*The exercise*: Find the lines below that contain the string "brug". Copy each one.

*Source records*:
┌────────
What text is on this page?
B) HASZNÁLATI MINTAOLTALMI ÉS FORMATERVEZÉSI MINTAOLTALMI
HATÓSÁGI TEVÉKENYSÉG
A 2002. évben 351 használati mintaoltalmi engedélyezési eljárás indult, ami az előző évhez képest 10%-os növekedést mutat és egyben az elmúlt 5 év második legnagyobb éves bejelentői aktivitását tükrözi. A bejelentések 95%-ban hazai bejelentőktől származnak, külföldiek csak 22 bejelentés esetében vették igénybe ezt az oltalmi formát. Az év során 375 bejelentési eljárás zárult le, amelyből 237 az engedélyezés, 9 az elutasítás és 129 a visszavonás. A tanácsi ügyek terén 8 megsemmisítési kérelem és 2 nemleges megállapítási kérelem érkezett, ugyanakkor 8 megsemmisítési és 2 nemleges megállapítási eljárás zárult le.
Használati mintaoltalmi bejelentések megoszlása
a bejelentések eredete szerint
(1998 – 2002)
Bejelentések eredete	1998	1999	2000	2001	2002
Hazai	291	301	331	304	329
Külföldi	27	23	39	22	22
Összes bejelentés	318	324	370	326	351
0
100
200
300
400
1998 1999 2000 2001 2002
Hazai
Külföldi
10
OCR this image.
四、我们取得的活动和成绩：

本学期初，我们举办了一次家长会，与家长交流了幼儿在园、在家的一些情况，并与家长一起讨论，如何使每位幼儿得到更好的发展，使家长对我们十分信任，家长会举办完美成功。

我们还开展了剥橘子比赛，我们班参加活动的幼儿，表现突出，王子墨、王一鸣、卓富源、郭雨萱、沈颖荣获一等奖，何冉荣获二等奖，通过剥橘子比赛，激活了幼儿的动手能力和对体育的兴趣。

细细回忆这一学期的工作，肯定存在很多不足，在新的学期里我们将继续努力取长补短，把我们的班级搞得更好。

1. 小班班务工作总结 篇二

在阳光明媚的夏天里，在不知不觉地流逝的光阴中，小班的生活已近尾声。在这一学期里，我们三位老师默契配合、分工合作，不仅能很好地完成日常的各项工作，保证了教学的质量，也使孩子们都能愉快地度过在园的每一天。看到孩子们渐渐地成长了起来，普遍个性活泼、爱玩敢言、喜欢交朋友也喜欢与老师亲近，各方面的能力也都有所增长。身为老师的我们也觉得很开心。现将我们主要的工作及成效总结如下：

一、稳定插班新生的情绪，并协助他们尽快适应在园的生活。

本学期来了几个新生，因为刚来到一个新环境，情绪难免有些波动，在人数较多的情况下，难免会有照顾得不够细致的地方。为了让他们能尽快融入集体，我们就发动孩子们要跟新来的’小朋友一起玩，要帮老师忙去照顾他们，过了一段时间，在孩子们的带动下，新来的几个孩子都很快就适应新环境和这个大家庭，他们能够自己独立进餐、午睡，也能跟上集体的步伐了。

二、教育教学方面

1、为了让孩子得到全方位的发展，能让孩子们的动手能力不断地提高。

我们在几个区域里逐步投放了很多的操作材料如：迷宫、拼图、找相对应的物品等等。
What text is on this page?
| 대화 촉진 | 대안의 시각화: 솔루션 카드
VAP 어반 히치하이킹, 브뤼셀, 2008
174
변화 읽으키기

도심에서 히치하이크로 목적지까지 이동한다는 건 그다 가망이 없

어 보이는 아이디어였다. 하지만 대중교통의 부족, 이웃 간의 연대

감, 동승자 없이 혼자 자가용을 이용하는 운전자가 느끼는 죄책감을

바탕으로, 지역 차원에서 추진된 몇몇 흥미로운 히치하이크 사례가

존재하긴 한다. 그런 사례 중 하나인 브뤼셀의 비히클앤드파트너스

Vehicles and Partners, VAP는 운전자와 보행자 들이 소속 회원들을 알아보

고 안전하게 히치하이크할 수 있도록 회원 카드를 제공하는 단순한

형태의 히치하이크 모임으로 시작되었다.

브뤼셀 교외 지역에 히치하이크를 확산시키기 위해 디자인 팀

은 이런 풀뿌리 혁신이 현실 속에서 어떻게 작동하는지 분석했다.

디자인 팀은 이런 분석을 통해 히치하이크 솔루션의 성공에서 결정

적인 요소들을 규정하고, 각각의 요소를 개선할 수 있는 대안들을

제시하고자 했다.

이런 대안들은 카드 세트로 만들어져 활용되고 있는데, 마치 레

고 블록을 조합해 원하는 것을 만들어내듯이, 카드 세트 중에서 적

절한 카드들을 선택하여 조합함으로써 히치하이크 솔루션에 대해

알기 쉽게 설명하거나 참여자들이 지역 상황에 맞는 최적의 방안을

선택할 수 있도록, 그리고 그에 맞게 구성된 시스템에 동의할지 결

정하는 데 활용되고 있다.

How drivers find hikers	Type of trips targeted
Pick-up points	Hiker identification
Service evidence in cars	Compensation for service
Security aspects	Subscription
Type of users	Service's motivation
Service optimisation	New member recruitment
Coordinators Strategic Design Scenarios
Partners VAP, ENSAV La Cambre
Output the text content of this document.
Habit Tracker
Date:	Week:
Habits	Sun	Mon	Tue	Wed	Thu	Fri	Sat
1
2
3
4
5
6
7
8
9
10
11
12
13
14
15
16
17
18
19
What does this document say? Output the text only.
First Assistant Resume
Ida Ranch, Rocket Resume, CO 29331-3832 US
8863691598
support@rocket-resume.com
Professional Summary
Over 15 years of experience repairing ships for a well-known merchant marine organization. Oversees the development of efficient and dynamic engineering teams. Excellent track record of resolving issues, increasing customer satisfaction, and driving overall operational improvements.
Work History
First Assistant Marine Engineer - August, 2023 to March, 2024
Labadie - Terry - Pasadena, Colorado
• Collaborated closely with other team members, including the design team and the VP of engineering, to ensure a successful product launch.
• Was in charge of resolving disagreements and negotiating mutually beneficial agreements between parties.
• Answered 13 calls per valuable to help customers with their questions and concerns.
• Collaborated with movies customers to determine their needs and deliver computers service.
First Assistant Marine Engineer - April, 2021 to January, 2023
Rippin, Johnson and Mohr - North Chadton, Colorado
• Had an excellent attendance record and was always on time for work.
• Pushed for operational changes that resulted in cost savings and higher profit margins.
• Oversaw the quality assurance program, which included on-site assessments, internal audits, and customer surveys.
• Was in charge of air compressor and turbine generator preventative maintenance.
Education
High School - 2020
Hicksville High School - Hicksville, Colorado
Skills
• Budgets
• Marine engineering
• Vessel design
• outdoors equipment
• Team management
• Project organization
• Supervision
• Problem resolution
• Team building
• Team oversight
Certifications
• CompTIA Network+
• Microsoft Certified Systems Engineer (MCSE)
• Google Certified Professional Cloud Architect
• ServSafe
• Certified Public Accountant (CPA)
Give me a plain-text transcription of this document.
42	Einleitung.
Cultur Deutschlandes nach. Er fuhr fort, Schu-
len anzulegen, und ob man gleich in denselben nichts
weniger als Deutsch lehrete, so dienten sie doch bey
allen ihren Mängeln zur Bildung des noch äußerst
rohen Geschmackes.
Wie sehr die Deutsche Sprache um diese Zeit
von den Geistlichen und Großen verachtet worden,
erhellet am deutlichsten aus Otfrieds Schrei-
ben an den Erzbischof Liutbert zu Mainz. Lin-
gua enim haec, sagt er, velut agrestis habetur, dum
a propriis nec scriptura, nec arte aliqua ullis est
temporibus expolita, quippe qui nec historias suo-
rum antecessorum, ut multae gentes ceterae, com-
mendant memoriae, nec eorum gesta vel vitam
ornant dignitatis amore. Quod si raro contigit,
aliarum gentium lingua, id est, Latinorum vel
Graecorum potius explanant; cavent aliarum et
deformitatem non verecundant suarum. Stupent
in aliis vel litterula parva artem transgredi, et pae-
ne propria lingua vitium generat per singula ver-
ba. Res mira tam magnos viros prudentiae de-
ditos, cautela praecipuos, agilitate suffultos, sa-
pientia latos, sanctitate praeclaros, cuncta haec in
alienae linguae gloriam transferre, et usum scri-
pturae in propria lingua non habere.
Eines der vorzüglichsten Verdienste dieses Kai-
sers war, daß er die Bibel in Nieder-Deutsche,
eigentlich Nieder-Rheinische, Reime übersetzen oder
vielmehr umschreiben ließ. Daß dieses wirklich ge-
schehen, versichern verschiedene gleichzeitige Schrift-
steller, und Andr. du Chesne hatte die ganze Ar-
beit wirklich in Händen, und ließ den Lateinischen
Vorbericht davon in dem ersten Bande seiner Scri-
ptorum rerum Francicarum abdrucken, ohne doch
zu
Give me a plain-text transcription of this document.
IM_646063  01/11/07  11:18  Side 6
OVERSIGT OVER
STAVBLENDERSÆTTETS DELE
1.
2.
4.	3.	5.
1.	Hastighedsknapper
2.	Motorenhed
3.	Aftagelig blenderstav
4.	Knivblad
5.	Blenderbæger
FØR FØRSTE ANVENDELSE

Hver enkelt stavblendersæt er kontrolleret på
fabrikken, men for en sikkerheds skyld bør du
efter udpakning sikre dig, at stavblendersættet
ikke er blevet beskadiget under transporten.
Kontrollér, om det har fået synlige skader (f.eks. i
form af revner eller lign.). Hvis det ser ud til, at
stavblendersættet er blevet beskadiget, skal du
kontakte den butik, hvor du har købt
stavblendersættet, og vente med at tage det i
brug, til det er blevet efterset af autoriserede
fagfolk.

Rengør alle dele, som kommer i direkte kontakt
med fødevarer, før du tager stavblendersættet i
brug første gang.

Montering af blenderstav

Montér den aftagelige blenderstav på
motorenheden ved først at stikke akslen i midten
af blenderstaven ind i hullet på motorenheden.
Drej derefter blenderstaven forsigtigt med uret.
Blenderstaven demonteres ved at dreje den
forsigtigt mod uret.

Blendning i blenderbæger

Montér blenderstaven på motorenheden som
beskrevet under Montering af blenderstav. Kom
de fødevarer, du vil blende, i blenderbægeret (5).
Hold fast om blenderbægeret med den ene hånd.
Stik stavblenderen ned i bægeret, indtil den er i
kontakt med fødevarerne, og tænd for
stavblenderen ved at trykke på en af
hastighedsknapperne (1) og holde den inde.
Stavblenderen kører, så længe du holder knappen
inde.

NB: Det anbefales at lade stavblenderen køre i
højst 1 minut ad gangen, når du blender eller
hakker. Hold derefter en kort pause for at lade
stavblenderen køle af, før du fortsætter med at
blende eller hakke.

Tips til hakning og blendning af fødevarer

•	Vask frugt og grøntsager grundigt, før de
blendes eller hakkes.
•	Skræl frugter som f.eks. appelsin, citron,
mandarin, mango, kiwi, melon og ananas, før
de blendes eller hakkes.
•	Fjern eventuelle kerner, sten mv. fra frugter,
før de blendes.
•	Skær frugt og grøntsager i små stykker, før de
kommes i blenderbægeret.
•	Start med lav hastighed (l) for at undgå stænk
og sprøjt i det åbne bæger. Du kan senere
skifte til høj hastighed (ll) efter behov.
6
└────────
*Result below*:
brug, til det er blevet efterset af autoriserede
brug første gang.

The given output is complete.